● EXERCISE PROMPT: Copy every line of the data that contains the string "abstr".

[Stored entries]

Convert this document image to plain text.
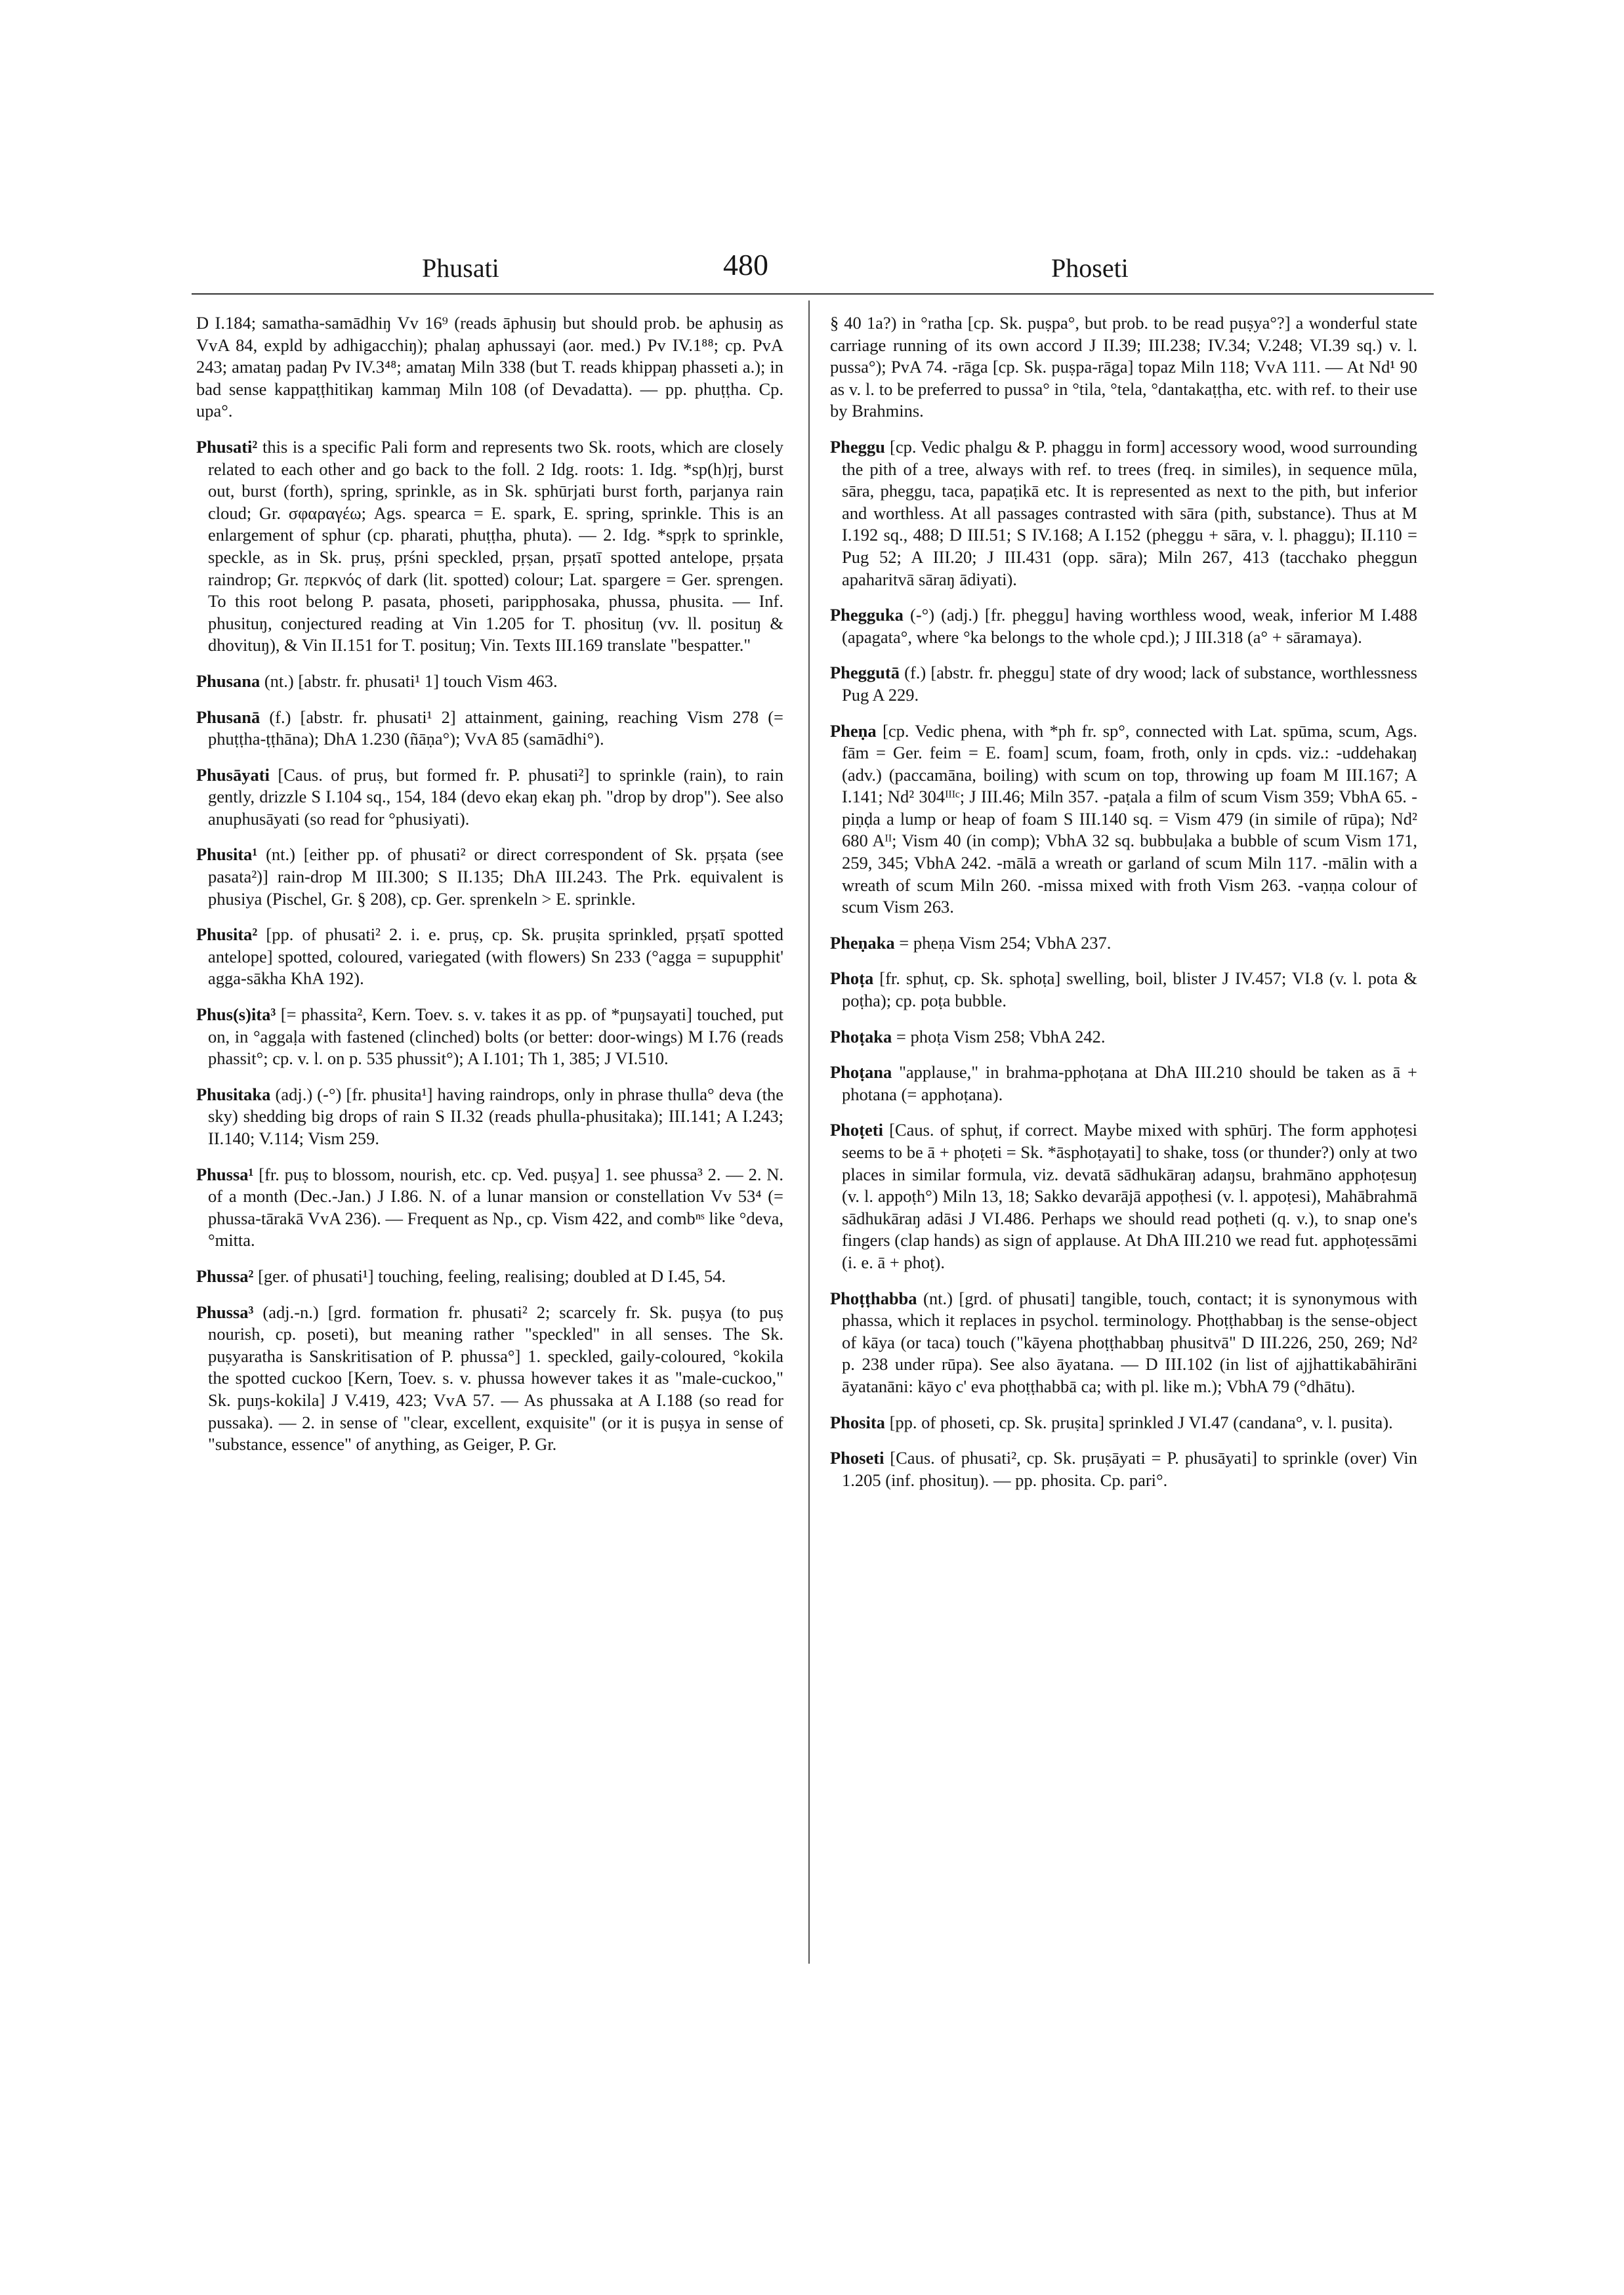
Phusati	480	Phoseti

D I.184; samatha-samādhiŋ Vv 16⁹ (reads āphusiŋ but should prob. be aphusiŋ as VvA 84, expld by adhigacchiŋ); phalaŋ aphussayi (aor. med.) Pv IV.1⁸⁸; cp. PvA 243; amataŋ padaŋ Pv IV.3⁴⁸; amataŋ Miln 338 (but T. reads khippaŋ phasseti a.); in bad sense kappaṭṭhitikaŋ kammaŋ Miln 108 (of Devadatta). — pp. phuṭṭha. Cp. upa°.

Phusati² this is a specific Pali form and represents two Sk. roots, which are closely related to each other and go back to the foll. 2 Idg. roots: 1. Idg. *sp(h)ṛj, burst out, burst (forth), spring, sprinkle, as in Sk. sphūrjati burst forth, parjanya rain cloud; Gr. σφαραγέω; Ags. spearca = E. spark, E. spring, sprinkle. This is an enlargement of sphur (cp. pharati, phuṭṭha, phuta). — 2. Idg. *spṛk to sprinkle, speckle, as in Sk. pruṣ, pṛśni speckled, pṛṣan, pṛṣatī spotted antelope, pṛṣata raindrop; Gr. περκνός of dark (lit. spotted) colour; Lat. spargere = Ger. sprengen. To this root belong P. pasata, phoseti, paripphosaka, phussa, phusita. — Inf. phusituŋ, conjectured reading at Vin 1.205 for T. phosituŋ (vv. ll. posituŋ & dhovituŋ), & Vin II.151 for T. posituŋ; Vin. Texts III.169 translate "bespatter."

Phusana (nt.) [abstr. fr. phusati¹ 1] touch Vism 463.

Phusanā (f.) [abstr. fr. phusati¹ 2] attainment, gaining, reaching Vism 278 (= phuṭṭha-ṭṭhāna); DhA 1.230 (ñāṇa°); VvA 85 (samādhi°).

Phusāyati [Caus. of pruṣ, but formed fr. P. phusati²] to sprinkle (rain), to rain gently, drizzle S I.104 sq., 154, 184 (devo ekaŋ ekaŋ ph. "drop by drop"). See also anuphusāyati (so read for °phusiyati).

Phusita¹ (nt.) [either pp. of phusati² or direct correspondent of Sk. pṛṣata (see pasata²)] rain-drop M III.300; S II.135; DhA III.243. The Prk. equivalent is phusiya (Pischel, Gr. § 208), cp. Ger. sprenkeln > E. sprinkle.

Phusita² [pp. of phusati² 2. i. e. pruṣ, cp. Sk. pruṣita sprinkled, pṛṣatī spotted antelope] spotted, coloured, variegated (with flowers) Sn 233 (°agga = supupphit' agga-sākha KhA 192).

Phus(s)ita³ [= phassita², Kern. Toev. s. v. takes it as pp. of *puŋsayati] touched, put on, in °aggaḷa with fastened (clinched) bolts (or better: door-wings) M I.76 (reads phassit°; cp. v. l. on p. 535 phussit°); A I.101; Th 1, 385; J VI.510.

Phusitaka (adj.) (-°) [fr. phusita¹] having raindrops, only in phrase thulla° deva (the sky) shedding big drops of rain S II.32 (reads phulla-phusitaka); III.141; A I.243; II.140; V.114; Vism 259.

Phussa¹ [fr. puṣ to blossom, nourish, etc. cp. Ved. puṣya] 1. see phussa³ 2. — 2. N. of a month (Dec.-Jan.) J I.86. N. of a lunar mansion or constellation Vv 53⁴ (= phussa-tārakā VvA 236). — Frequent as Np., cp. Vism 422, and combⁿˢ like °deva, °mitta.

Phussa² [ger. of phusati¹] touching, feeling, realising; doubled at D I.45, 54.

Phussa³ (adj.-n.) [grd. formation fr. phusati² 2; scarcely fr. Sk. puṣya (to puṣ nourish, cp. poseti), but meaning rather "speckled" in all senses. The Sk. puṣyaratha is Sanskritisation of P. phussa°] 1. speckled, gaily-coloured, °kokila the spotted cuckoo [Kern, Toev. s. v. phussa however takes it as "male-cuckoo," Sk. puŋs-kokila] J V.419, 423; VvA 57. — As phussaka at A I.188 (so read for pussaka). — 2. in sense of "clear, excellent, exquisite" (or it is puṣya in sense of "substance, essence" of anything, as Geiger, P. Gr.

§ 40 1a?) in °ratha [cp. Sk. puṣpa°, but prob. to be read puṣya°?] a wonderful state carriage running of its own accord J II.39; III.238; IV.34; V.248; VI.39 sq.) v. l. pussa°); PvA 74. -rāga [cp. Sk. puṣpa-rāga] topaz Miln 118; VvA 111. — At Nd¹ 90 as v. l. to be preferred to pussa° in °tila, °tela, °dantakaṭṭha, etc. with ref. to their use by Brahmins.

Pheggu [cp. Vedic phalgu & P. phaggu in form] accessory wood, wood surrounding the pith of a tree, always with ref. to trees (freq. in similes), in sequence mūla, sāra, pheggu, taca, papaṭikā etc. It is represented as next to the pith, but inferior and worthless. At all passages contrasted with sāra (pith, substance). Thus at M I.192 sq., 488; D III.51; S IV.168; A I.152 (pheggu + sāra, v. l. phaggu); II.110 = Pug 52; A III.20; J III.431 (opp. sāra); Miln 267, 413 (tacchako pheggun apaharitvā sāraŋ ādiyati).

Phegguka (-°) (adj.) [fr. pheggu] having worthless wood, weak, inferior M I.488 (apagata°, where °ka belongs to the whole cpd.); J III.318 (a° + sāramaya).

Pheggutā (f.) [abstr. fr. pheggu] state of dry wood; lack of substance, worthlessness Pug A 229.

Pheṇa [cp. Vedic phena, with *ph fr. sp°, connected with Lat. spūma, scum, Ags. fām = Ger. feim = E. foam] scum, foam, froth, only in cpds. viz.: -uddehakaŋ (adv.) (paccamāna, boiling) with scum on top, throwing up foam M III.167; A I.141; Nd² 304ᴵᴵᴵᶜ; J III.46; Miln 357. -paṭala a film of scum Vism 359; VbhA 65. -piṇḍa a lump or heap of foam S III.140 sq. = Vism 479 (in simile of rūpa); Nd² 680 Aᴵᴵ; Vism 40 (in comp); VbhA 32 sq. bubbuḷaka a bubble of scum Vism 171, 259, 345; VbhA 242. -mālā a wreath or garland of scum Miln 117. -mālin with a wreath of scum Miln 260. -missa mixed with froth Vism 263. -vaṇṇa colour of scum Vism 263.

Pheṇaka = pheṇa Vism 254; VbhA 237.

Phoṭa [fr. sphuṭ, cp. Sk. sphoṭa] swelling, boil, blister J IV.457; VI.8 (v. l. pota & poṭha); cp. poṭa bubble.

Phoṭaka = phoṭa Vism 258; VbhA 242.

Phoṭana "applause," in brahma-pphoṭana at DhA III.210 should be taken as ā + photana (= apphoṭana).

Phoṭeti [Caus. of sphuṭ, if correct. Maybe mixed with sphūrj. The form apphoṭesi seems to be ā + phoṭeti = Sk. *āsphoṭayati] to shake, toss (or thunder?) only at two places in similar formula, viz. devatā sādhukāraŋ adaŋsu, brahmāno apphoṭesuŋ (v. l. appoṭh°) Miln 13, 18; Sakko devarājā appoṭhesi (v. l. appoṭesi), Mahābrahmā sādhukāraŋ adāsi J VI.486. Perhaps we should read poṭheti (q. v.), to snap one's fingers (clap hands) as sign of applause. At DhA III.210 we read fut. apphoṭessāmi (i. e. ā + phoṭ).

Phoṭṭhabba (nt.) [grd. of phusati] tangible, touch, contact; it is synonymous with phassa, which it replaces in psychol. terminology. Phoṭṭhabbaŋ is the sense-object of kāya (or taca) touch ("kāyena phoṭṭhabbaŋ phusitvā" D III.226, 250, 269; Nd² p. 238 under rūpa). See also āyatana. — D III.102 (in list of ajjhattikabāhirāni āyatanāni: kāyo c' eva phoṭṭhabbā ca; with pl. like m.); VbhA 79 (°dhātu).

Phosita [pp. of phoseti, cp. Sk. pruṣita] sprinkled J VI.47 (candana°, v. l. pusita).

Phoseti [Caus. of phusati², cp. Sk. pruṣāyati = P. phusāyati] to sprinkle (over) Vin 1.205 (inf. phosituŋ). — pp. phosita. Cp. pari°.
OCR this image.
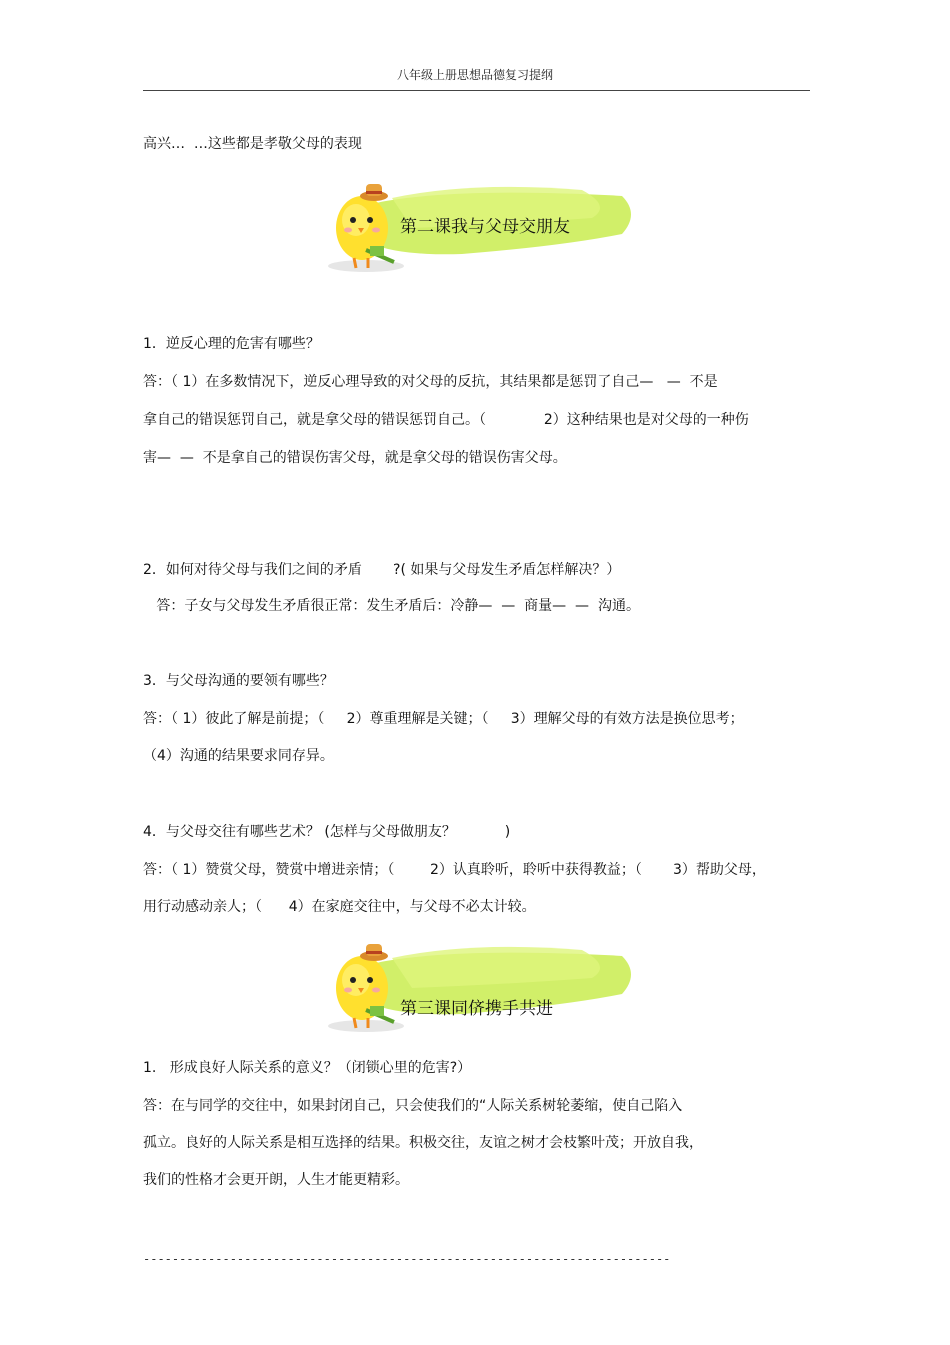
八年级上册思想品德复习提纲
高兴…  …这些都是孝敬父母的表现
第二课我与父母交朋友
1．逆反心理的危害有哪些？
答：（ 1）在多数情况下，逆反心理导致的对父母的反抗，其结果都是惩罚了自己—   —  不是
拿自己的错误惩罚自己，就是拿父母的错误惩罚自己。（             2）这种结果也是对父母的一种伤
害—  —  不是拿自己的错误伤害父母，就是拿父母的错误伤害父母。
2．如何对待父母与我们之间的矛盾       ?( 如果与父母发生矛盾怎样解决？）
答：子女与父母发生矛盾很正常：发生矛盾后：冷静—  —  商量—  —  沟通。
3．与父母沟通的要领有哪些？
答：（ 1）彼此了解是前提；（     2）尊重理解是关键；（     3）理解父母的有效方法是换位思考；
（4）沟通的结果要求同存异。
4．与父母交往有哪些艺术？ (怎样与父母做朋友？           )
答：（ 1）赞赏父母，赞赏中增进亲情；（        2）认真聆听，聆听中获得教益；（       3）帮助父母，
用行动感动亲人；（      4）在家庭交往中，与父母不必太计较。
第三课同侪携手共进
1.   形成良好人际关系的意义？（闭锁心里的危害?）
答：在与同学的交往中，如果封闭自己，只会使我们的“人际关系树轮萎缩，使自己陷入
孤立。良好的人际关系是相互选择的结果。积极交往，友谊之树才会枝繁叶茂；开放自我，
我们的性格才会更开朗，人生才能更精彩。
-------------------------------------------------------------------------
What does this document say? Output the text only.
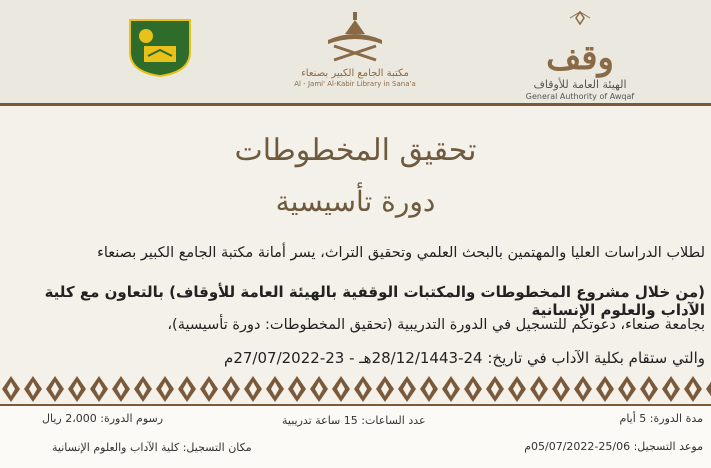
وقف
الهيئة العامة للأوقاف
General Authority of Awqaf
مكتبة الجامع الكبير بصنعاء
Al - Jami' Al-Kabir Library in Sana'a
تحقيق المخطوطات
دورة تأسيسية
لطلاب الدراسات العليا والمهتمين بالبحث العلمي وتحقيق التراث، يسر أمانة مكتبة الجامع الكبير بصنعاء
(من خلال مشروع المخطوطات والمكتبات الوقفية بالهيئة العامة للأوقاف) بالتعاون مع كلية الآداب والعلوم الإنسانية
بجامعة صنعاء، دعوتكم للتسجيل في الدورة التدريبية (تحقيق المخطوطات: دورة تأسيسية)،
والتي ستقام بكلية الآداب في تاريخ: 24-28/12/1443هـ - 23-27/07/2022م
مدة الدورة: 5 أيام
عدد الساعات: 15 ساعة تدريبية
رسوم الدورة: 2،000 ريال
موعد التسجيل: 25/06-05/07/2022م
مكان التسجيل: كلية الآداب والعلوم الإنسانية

● TASK RESPONSE:
Phusana (nt.) [abstr. fr. phusati¹ 1] touch Vism 463.
Phusanā (f.) [abstr. fr. phusati¹ 2] attainment, gaining, reaching Vism 278 (= phuṭṭha-ṭṭhāna); DhA 1.230 (ñāṇa°); VvA 85 (samādhi°).
Pheggutā (f.) [abstr. fr. pheggu] state of dry wood; lack of substance, worthlessness Pug A 229.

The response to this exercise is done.